I'm currently developing a remote job scheduler on perl. It has to connect via ssh to x servers and execute already defined jobs/jobs groups.
I use Net:SSH2 which is build upon libssh2.
My program usually works fine with like 400/500 servers, but when i try to run the basic uptime
command on 1000 servers, one or more of my threads hangs and never finishes, or like 30 minutes after.
It's random : sometimes it finishes on time, sometimes not.
I tracked the problem as coming from this Net::SSH2 command : $in .= $buf while $chan->read( $buf, 10240 );
Here is the full code of the connection :
my $chan = $this->{netssh2}->channel() or die $!;
$chan->blocking(1);
$chan->exec($command);
my ($in,$err,$buf,$buf_err);
$in .= $buf while $chan->read( $buf, 10240 );
$err .= $buf_err while $chan->read( $buf_err, 10240, 1 );
$chan->send_eof;
1 while !$chan->eof;
$chan->wait_closed;
I then downloaded a Net::SSH2 source package and modified the C-perl linking (xs) file.
It showed me that the problem comes from this line :
count = libssh2_channel_read_ex(ch->channel, XLATEXT, pv_buffer, size);
This command comes with the libssh2 library : http://www.libssh2.org/libssh2_channel_read_ex.html
Sometimes (about 1 in 1000 times) the program enters this read and never leaves. Servers affected are differents most of the time.
Do you have any idea what I should be looking for/checking ? I've been working on this for a few day, I'd like an external advice very much :)

**Requirements**.
a. Condense the paragraph in the forum post on Net::SSH2 that begins "Sometimes (about 1 in 1000 times)" into a short bulleted list.
b. Render this sentence from the forum post on Net::SSH2 in Spanish: "It's random : sometimes it finishes on time, sometimes not."
c. Echo the forum post on Net::SSH2 word for word, beginning at the words "I'm currently developing" and stopping after "build upon libssh2.".

[Dataset entries]
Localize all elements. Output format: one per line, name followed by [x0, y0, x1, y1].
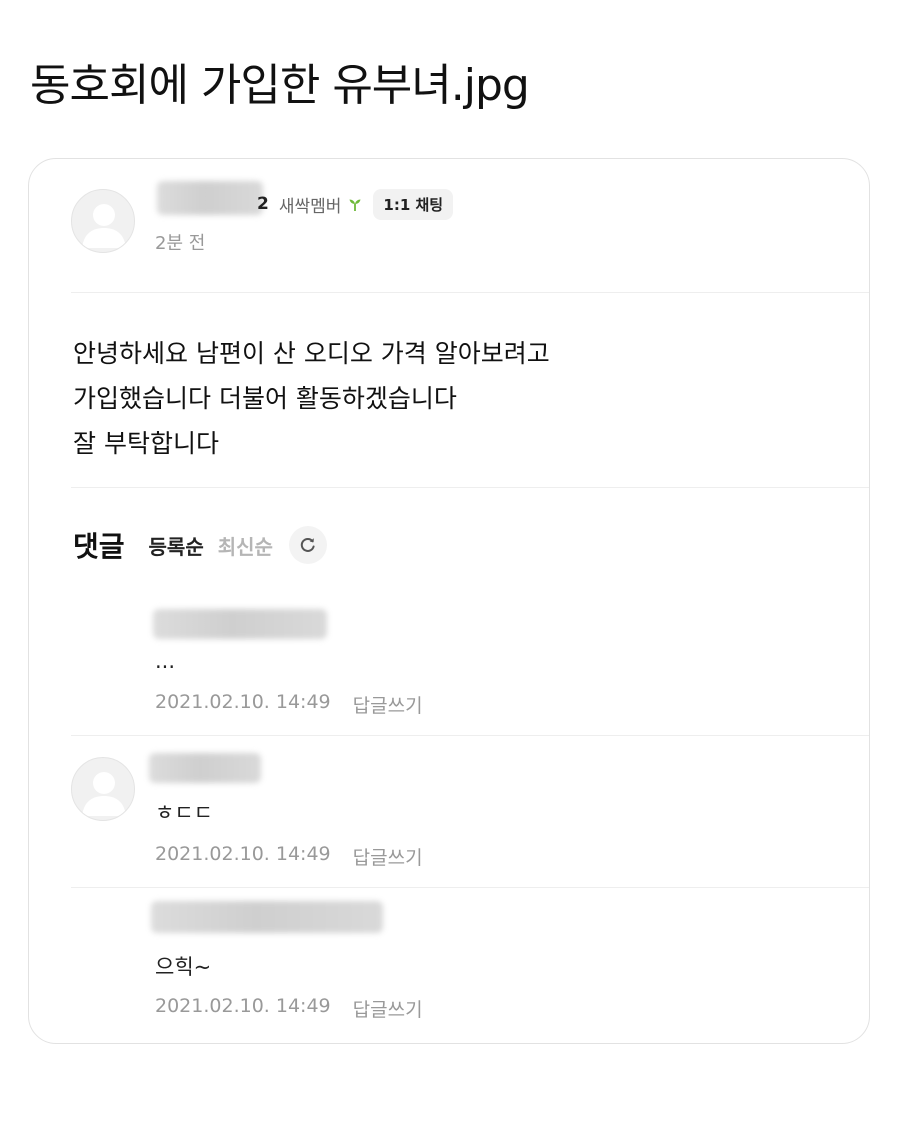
comment-meta: 2021.02.10. 14:49 답글쓰기	[155, 995, 423, 1022]
default-avatar-icon	[82, 772, 126, 816]
post-body-line: 잘 부탁합니다	[73, 429, 219, 458]
author-name[interactable]: 2	[257, 194, 269, 214]
sort-by-latest[interactable]: 최신순	[218, 531, 273, 560]
comments-header: 댓글 등록순 최신순	[73, 523, 327, 567]
author-avatar[interactable]	[71, 189, 135, 253]
member-grade-label: 새싹멤버	[278, 196, 342, 217]
divider	[71, 487, 869, 488]
comment-meta: 2021.02.10. 14:49 답글쓰기	[155, 843, 423, 870]
default-avatar-icon	[82, 204, 126, 248]
post-time: 2분 전	[155, 233, 206, 254]
commenter-name-blurred	[153, 609, 327, 639]
comment-text: ㅎㄷㄷ	[155, 801, 213, 825]
comment-date: 2021.02.10. 14:49	[155, 691, 331, 713]
divider	[71, 887, 869, 888]
reply-button[interactable]: 답글쓰기	[353, 843, 423, 870]
divider	[71, 735, 869, 736]
sprout-icon	[349, 199, 361, 211]
comment-text: ...	[155, 649, 176, 673]
comment-text: 으힉~	[155, 955, 212, 979]
divider	[71, 292, 869, 293]
post-body-line: 가입했습니다 더불어 활동하겠습니다	[73, 384, 457, 413]
comments-title: 댓글	[73, 530, 125, 563]
author-row: 2 새싹멤버 1:1 채팅	[157, 187, 454, 221]
sort-by-registration[interactable]: 등록순	[149, 531, 204, 560]
commenter-avatar[interactable]	[71, 757, 135, 821]
post-body-line: 안녕하세요 남편이 산 오디오 가격 알아보려고	[73, 339, 550, 368]
reply-button[interactable]: 답글쓰기	[353, 691, 423, 718]
comment-date: 2021.02.10. 14:49	[155, 843, 331, 865]
refresh-icon	[300, 537, 315, 552]
post-body: 안녕하세요 남편이 산 오디오 가격 알아보려고 가입했습니다 더불어 활동하겠…	[73, 331, 833, 466]
refresh-button[interactable]	[288, 526, 327, 564]
one-on-one-chat-button[interactable]: 1:1 채팅	[373, 188, 454, 220]
comment-date: 2021.02.10. 14:49	[155, 995, 331, 1017]
commenter-name-blurred	[151, 901, 383, 933]
page-title: 동호회에 가입한 유부녀.jpg	[30, 60, 530, 111]
commenter-name-blurred	[149, 753, 261, 783]
comment-meta: 2021.02.10. 14:49 답글쓰기	[155, 691, 423, 718]
post-card: 2 새싹멤버 1:1 채팅 2분 전 안녕하세요 남편이 산 오디오 가격 알아…	[28, 158, 870, 1044]
reply-button[interactable]: 답글쓰기	[353, 995, 423, 1022]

**Solutions to the problems**.
a.
- Frequency: about 1 in 1000 times
- Symptom: the program enters the read and never leaves
- Affected servers: different most of the time

b. Es aleatorio: a veces termina a tiempo y a veces no.

c.
I'm currently developing a remote job scheduler on perl. It has to connect via ssh to x servers and execute already defined jobs/jobs groups.
I use Net:SSH2 which is build upon libssh2.